#### EXERCISE PROMPT
Quote the records in full and leave their pictures out.

#### STORED DATA
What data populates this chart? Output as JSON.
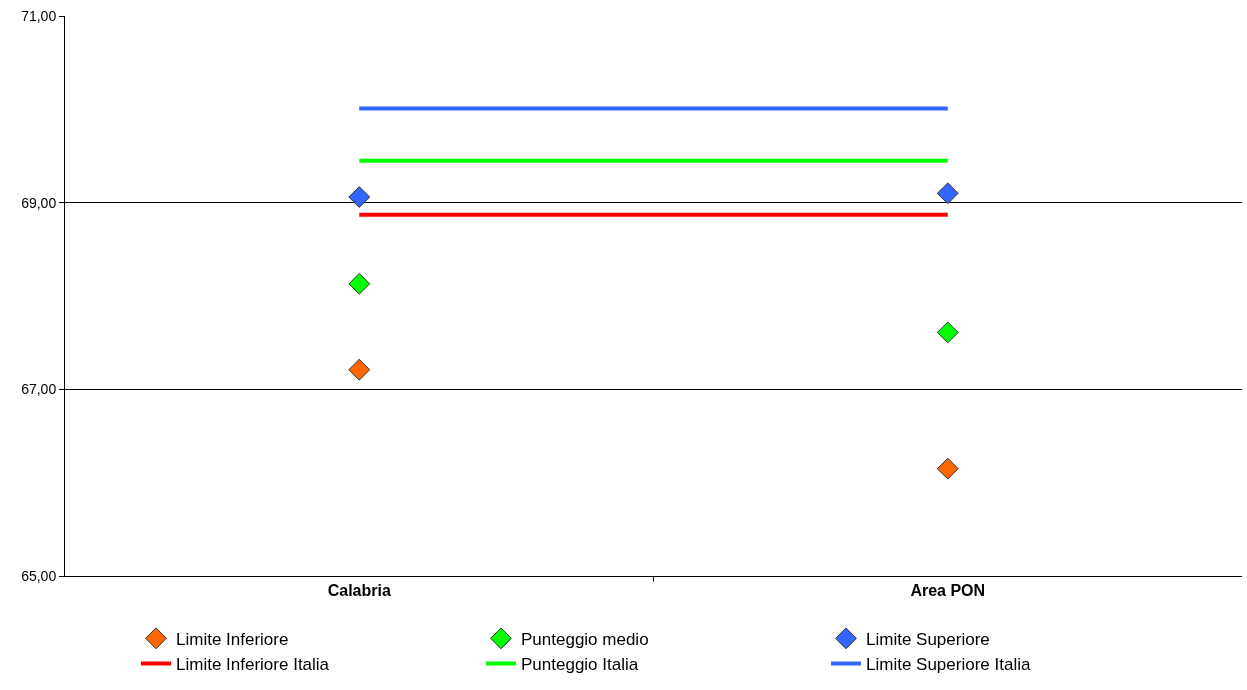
{
  "chart_data": {
    "type": "line",
    "categories": [
      "Calabria",
      "Area PON"
    ],
    "series": [
      {
        "name": "Limite Inferiore",
        "type": "scatter",
        "color": "#ff6600",
        "values": [
          67.21,
          66.15
        ]
      },
      {
        "name": "Punteggio medio",
        "type": "scatter",
        "color": "#00ff00",
        "values": [
          68.13,
          67.61
        ]
      },
      {
        "name": "Limite Superiore",
        "type": "scatter",
        "color": "#3366ff",
        "values": [
          69.06,
          69.1
        ]
      },
      {
        "name": "Limite Inferiore Italia",
        "marker": "none",
        "color": "#ff0000",
        "values": [
          68.87,
          68.87
        ]
      },
      {
        "name": "Punteggio Italia",
        "marker": "none",
        "color": "#00ff00",
        "values": [
          69.45,
          69.45
        ]
      },
      {
        "name": "Limite Superiore Italia",
        "marker": "none",
        "color": "#3366ff",
        "values": [
          70.01,
          70.01
        ]
      }
    ],
    "ylim": [
      65,
      71
    ],
    "yticks": [
      {
        "value": 65,
        "label": "65,00"
      },
      {
        "value": 67,
        "label": "67,00"
      },
      {
        "value": 69,
        "label": "69,00"
      },
      {
        "value": 71,
        "label": "71,00"
      }
    ],
    "grid": "y",
    "legend": "bottom",
    "marker": "diamond",
    "line_style": "solid"
  }
}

#### REPLY
What data populates this chart? Output as JSON.
{
  "chart_data": {
    "type": "line",
    "categories": [
      "Calabria",
      "Area PON"
    ],
    "series": [
      {
        "name": "Limite Inferiore",
        "type": "scatter",
        "color": "#ff6600",
        "values": [
          67.21,
          66.15
        ]
      },
      {
        "name": "Punteggio medio",
        "type": "scatter",
        "color": "#00ff00",
        "values": [
          68.13,
          67.61
        ]
      },
      {
        "name": "Limite Superiore",
        "type": "scatter",
        "color": "#3366ff",
        "values": [
          69.06,
          69.1
        ]
      },
      {
        "name": "Limite Inferiore Italia",
        "marker": "none",
        "color": "#ff0000",
        "values": [
          68.87,
          68.87
        ]
      },
      {
        "name": "Punteggio Italia",
        "marker": "none",
        "color": "#00ff00",
        "values": [
          69.45,
          69.45
        ]
      },
      {
        "name": "Limite Superiore Italia",
        "marker": "none",
        "color": "#3366ff",
        "values": [
          70.01,
          70.01
        ]
      }
    ],
    "ylim": [
      65,
      71
    ],
    "yticks": [
      {
        "value": 65,
        "label": "65,00"
      },
      {
        "value": 67,
        "label": "67,00"
      },
      {
        "value": 69,
        "label": "69,00"
      },
      {
        "value": 71,
        "label": "71,00"
      }
    ],
    "grid": "y",
    "legend": "bottom",
    "marker": "diamond",
    "line_style": "solid"
  }
}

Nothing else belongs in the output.